For more than twenty years, petitions have been presented to Congress, for the abolition of slavery in the District of Columbia. The right to present them, and the power of Congress to grant their prayer, were, until recently, unquestioned. But the rapid multiplication of these petitions alarmed the slaveholders, and, knowing that they tended to keep alive at the North, an interest in the slave, they deemed it good policy to discourage and, if possible, suppress all such applications. Hence Mr. Pinckney's famous resolution, in 1836, declaring, "that all petitions, or papers, relating in any way, or to any extent whatever to the subject of slavery, shall, without being printed or referred, be laid on the table; and no further action, whatever shall be had thereon!"

# # # # #

Extend the passage on antislavery petitions to Congress past its final sentence. The rows beneath are separate from the passage on antislavery petitions to Congress.

Coordinate annotation records:
# # # # #

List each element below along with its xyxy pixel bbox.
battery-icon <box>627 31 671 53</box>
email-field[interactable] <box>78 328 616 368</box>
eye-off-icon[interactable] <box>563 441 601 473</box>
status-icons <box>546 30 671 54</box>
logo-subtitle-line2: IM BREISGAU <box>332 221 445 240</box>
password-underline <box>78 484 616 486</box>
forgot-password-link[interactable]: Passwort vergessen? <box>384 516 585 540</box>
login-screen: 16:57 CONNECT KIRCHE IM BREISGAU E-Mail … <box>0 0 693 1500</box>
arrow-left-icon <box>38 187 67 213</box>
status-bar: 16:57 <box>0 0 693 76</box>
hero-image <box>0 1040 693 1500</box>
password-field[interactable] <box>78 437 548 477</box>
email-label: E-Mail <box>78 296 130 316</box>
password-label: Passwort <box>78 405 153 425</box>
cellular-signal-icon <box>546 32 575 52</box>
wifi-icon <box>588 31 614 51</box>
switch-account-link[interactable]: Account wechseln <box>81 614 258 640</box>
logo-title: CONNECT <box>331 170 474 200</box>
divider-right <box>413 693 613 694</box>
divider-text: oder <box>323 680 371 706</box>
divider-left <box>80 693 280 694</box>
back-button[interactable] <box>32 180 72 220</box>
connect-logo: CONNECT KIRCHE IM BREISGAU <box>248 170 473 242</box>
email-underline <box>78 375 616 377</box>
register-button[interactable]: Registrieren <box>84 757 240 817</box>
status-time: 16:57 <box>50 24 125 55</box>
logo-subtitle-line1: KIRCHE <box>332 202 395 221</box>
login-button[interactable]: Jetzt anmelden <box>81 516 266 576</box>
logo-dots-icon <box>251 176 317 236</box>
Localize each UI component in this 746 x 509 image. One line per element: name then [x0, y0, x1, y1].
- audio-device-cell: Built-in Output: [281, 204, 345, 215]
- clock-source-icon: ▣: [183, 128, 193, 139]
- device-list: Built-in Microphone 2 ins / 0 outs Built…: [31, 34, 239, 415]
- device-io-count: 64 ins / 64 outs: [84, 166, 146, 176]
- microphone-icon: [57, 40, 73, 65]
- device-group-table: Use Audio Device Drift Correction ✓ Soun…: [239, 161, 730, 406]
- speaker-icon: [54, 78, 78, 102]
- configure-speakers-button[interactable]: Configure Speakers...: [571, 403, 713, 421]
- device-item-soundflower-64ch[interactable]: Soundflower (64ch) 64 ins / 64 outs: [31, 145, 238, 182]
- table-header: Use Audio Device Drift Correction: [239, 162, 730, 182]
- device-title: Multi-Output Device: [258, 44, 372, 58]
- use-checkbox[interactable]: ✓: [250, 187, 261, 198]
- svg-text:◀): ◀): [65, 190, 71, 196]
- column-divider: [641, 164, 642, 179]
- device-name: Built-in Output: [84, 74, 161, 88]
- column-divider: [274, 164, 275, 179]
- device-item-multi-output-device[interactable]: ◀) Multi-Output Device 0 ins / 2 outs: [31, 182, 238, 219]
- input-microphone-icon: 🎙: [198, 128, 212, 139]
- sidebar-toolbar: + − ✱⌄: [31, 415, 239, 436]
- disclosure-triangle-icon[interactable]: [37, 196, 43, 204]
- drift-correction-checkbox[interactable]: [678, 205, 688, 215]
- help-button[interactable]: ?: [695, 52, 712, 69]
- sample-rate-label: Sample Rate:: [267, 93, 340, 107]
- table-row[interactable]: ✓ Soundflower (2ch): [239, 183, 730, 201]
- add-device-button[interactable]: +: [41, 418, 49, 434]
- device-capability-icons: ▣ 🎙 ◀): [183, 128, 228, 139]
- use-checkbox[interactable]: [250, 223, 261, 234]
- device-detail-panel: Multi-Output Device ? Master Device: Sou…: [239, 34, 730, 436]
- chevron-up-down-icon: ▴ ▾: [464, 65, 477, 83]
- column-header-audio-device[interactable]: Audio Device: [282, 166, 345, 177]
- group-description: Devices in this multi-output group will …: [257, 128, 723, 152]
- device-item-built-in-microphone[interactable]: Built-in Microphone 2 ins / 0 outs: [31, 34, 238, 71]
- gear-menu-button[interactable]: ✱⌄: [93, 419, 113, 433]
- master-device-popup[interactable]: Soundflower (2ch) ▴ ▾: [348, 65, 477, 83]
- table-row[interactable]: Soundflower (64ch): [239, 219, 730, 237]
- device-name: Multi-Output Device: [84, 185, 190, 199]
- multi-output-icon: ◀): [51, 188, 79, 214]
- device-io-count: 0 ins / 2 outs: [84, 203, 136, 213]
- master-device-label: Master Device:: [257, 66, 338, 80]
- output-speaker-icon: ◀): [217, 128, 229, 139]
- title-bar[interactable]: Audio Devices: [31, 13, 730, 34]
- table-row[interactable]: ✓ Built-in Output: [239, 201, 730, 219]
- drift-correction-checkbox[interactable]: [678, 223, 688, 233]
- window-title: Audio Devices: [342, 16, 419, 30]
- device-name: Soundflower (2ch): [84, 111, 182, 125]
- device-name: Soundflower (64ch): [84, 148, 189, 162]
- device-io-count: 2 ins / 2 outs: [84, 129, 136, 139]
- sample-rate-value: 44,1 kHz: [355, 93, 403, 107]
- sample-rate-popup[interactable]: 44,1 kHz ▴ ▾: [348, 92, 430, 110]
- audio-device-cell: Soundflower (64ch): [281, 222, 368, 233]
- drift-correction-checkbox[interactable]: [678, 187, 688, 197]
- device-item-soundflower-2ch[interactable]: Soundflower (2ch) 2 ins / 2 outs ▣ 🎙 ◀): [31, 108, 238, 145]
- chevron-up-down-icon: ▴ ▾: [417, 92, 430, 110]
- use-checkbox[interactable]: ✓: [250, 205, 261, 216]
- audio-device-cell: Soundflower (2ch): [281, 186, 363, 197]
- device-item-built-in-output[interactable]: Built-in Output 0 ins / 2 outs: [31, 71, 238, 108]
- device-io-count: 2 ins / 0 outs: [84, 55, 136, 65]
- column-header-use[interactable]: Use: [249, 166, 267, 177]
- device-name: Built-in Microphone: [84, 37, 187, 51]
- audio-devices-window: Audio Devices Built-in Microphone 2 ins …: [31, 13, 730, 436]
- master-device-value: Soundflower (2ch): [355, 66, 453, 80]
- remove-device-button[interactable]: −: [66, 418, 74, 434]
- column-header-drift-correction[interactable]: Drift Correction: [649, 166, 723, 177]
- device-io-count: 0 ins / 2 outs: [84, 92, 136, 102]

# # # # #

The result -
The peculiar atrocity of this resolution was, that it not merely trampled upon the rights of the petitioners, but took from each member of the House his undoubted privilege, as a legislator of the District, to introduce any proposition he might think proper, for the protection of the slaves. In every Slave State there are laws affording, at least, some nominal protection to these unhappy beings; but, according to this resolution, slaves might be flayed alive in the streets of Washington, and no representative of the people could offer even a resolution for inquiry. And this vile outrage upon constitutional liberty was avowedly perpetrated "to repress agitation, to allay excitement, and re-establish harmony and tranquillity among the various sections of the Union!!"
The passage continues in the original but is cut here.